▶ _Set exercise_: Exactly as they appear, output all of the entries.

▶ _Extracted entries_:
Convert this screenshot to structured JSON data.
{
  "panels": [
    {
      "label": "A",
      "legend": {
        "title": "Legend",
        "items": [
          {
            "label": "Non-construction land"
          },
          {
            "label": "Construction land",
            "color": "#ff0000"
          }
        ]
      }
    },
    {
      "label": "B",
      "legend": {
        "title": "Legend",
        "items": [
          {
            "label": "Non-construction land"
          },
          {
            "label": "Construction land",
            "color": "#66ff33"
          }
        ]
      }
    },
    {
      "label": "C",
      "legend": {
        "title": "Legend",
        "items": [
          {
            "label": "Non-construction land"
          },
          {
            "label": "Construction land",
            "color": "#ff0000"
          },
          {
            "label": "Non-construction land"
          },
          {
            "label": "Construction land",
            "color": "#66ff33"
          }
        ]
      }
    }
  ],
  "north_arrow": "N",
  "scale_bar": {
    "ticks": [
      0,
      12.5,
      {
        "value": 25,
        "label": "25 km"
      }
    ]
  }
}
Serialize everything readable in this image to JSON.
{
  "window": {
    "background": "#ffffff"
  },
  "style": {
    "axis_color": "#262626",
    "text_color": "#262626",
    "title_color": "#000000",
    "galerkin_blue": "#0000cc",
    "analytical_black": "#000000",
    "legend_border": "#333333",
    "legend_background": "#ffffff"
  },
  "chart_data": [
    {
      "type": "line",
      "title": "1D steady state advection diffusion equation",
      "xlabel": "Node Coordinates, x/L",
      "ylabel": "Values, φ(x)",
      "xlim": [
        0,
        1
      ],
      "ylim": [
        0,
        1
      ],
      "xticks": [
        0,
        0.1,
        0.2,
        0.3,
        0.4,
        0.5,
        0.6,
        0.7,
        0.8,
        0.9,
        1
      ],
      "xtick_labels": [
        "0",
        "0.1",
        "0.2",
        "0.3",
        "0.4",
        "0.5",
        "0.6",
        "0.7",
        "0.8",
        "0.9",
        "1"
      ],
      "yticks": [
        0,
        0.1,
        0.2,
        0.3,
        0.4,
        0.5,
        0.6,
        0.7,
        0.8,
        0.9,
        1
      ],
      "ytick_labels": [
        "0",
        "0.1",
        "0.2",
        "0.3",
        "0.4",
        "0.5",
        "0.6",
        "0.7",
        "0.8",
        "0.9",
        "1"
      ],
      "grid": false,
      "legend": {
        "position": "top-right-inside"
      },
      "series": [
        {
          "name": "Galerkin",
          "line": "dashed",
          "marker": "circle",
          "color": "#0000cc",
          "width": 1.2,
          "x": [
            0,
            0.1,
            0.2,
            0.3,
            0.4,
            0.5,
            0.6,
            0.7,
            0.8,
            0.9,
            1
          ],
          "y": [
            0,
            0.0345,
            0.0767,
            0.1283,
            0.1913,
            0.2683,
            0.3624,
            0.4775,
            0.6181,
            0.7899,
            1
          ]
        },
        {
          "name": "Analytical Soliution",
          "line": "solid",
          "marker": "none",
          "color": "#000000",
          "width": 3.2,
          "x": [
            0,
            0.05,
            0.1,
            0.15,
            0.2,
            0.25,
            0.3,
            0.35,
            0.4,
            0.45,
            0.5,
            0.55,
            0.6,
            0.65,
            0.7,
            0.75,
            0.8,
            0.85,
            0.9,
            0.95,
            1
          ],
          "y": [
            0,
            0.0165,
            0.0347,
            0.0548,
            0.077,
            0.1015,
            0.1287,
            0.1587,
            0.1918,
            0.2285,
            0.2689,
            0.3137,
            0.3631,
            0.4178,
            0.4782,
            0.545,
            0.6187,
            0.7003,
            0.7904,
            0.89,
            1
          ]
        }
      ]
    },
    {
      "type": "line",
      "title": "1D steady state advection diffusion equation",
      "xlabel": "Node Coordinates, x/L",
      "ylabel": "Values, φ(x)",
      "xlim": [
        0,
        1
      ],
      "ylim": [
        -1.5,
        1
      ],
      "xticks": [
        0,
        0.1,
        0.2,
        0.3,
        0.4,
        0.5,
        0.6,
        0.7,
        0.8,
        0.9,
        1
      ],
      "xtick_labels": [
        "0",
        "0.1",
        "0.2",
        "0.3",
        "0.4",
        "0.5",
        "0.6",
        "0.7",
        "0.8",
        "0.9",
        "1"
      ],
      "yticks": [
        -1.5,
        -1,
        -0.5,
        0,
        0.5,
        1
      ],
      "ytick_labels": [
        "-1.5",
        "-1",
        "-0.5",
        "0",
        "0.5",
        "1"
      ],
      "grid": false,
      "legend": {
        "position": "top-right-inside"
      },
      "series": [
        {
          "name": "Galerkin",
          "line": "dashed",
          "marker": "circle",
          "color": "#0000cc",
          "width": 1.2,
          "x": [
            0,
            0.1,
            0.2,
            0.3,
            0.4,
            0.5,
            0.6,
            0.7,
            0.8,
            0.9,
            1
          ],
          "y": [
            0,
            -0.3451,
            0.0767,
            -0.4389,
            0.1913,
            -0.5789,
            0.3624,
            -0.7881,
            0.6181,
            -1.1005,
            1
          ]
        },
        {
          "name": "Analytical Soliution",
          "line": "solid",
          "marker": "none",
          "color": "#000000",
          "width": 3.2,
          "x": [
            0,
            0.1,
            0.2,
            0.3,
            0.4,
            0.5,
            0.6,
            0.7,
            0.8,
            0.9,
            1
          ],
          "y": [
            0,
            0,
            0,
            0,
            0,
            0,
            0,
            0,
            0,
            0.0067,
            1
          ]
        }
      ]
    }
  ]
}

▶ _Full solution_:
Convert this screenshot to structured JSON data.
{
  "panels": [
    {
      "label": "A",
      "legend": {
        "title": "Legend",
        "items": [
          {
            "label": "Non-construction land"
          },
          {
            "label": "Construction land",
            "color": "#ff0000"
          }
        ]
      }
    },
    {
      "label": "B",
      "legend": {
        "title": "Legend",
        "items": [
          {
            "label": "Non-construction land"
          },
          {
            "label": "Construction land",
            "color": "#66ff33"
          }
        ]
      }
    },
    {
      "label": "C",
      "legend": {
        "title": "Legend",
        "items": [
          {
            "label": "Non-construction land"
          },
          {
            "label": "Construction land",
            "color": "#ff0000"
          },
          {
            "label": "Non-construction land"
          },
          {
            "label": "Construction land",
            "color": "#66ff33"
          }
        ]
      }
    }
  ],
  "north_arrow": "N",
  "scale_bar": {
    "ticks": [
      0,
      12.5,
      {
        "value": 25,
        "label": "25 km"
      }
    ]
  }
}
Serialize everything readable in this image to JSON.
{
  "window": {
    "background": "#ffffff"
  },
  "style": {
    "axis_color": "#262626",
    "text_color": "#262626",
    "title_color": "#000000",
    "galerkin_blue": "#0000cc",
    "analytical_black": "#000000",
    "legend_border": "#333333",
    "legend_background": "#ffffff"
  },
  "chart_data": [
    {
      "type": "line",
      "title": "1D steady state advection diffusion equation",
      "xlabel": "Node Coordinates, x/L",
      "ylabel": "Values, φ(x)",
      "xlim": [
        0,
        1
      ],
      "ylim": [
        0,
        1
      ],
      "xticks": [
        0,
        0.1,
        0.2,
        0.3,
        0.4,
        0.5,
        0.6,
        0.7,
        0.8,
        0.9,
        1
      ],
      "xtick_labels": [
        "0",
        "0.1",
        "0.2",
        "0.3",
        "0.4",
        "0.5",
        "0.6",
        "0.7",
        "0.8",
        "0.9",
        "1"
      ],
      "yticks": [
        0,
        0.1,
        0.2,
        0.3,
        0.4,
        0.5,
        0.6,
        0.7,
        0.8,
        0.9,
        1
      ],
      "ytick_labels": [
        "0",
        "0.1",
        "0.2",
        "0.3",
        "0.4",
        "0.5",
        "0.6",
        "0.7",
        "0.8",
        "0.9",
        "1"
      ],
      "grid": false,
      "legend": {
        "position": "top-right-inside"
      },
      "series": [
        {
          "name": "Galerkin",
          "line": "dashed",
          "marker": "circle",
          "color": "#0000cc",
          "width": 1.2,
          "x": [
            0,
            0.1,
            0.2,
            0.3,
            0.4,
            0.5,
            0.6,
            0.7,
            0.8,
            0.9,
            1
          ],
          "y": [
            0,
            0.0345,
            0.0767,
            0.1283,
            0.1913,
            0.2683,
            0.3624,
            0.4775,
            0.6181,
            0.7899,
            1
          ]
        },
        {
          "name": "Analytical Soliution",
          "line": "solid",
          "marker": "none",
          "color": "#000000",
          "width": 3.2,
          "x": [
            0,
            0.05,
            0.1,
            0.15,
            0.2,
            0.25,
            0.3,
            0.35,
            0.4,
            0.45,
            0.5,
            0.55,
            0.6,
            0.65,
            0.7,
            0.75,
            0.8,
            0.85,
            0.9,
            0.95,
            1
          ],
          "y": [
            0,
            0.0165,
            0.0347,
            0.0548,
            0.077,
            0.1015,
            0.1287,
            0.1587,
            0.1918,
            0.2285,
            0.2689,
            0.3137,
            0.3631,
            0.4178,
            0.4782,
            0.545,
            0.6187,
            0.7003,
            0.7904,
            0.89,
            1
          ]
        }
      ]
    },
    {
      "type": "line",
      "title": "1D steady state advection diffusion equation",
      "xlabel": "Node Coordinates, x/L",
      "ylabel": "Values, φ(x)",
      "xlim": [
        0,
        1
      ],
      "ylim": [
        -1.5,
        1
      ],
      "xticks": [
        0,
        0.1,
        0.2,
        0.3,
        0.4,
        0.5,
        0.6,
        0.7,
        0.8,
        0.9,
        1
      ],
      "xtick_labels": [
        "0",
        "0.1",
        "0.2",
        "0.3",
        "0.4",
        "0.5",
        "0.6",
        "0.7",
        "0.8",
        "0.9",
        "1"
      ],
      "yticks": [
        -1.5,
        -1,
        -0.5,
        0,
        0.5,
        1
      ],
      "ytick_labels": [
        "-1.5",
        "-1",
        "-0.5",
        "0",
        "0.5",
        "1"
      ],
      "grid": false,
      "legend": {
        "position": "top-right-inside"
      },
      "series": [
        {
          "name": "Galerkin",
          "line": "dashed",
          "marker": "circle",
          "color": "#0000cc",
          "width": 1.2,
          "x": [
            0,
            0.1,
            0.2,
            0.3,
            0.4,
            0.5,
            0.6,
            0.7,
            0.8,
            0.9,
            1
          ],
          "y": [
            0,
            -0.3451,
            0.0767,
            -0.4389,
            0.1913,
            -0.5789,
            0.3624,
            -0.7881,
            0.6181,
            -1.1005,
            1
          ]
        },
        {
          "name": "Analytical Soliution",
          "line": "solid",
          "marker": "none",
          "color": "#000000",
          "width": 3.2,
          "x": [
            0,
            0.1,
            0.2,
            0.3,
            0.4,
            0.5,
            0.6,
            0.7,
            0.8,
            0.9,
            1
          ],
          "y": [
            0,
            0,
            0,
            0,
            0,
            0,
            0,
            0,
            0,
            0.0067,
            1
          ]
        }
      ]
    }
  ]
}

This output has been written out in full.